• **TESTO ESTRATTO**
Martone aveva già affrontato con "Noi credevamo" la sfida cinematografica di basare un film più che su fatti ed episodi, sull'espressione di idee e sentimenti. Anche ne "Il giovane favoloso" adotta una struttura narrativa che verte sull'approfondimento di due momenti chiave diversi dell'esistenza di un personaggio: il momento giovanile delle speranze e degli entusiasmi e quello adulto fatto di amarezze e disillusioni.
Non è facile esprimere in pochi minuti il senso di soffocamento e di disgusto provocato da anni e anni di prigionia intellettuale e umana in un ambiente chiuso, reazionario e bigotto. Martone ci prova con scene in cui domina il silenzio e il vuoto di un palazzo patrizio, mentre la vita scorre al di là della finestra. L'insofferenza la si deduce più che altro da ciò che il personaggio ci dice (è riportata più che rappresentata), e grazie soprattutto a scene in cui la fantasia, il tumulto interiore di Leopardi si soprappone con montaggio alternato a quello che invece accade. Probabilmente la pena di Leopardi era molto più forte di ciò che le immagini e le scene riescono, secondo me, a trasmettere.
Nella seconda parte invece ci si affida a molti cambi di ambientazione e stile di rappresentazione (dal serio al grottesco), per comunicare lo sradicamento, lo spaesamento, la solitudine e la sensazione di rifiuto che Leopardi percepisce intorno a sé. Anche qui in qualche maniera l'animo di Leopardi viene più riportato che rappresentato. Le scene più efficaci sono quelle di natura fantastica, come ad esempio quella che rappresenta il dialogo fra la Natura e l'Islandese. Tutta l'efficacia del film riposa sulle spalle di Elio Germano, il quale fa di tutto per esprimere i sentimenti e le ragioni dell'esistenza di Leopardi, cercando di dare contenuto e verità visiva alle parole e alle sensazioni del personaggio. E' bravissimo, ma qualche volta lascia trapelare la sensazione di recitato piuttosto che di vissuto.

• **DATI FORNITI**
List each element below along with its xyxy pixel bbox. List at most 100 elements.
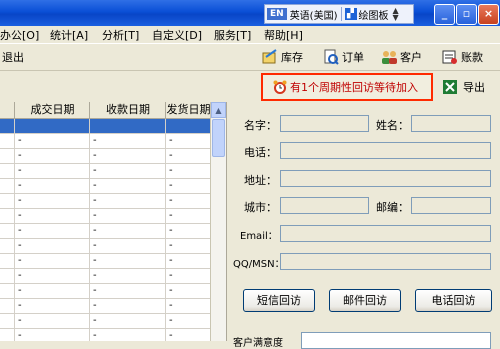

• **COMPITO A**
Stampa dalla recensione del film il passo che si apre con le parole contenenti "Martone aveva già" e si chiude con "amarezze e disillusioni.".
• **COMPITO B**
Riduci a un elenco puntato il paragrafo della recensione del film che inizia con "Nella seconda parte invece", conservandone i fatti principali.

• **RISULTATO ATTESO A**
Martone aveva già affrontato con "Noi credevamo" la sfida cinematografica di basare un film più che su fatti ed episodi, sull'espressione di idee e sentimenti. Anche ne "Il giovane favoloso" adotta una struttura narrativa che verte sull'approfondimento di due momenti chiave diversi dell'esistenza di un personaggio: il momento giovanile delle speranze e degli entusiasmi e quello adulto fatto di amarezze e disillusioni.

• **RISULTATO ATTESO B**
- La seconda parte usa molti cambi di ambientazione e di stile, dal serio al grottesco.
- Questi cambi comunicano lo sradicamento, lo spaesamento, la solitudine e il rifiuto che Leopardi percepisce intorno a sé.
- Anche qui l'animo di Leopardi è più riportato che rappresentato.
- Le scene più efficaci sono quelle fantastiche, come il dialogo fra la Natura e l'Islandese.
- L'efficacia del film poggia su Elio Germano, che cerca di dare contenuto e verità visiva alle parole e alle sensazioni del personaggio.
- Germano è bravissimo, ma a volte la sua interpretazione sembra recitata più che vissuta.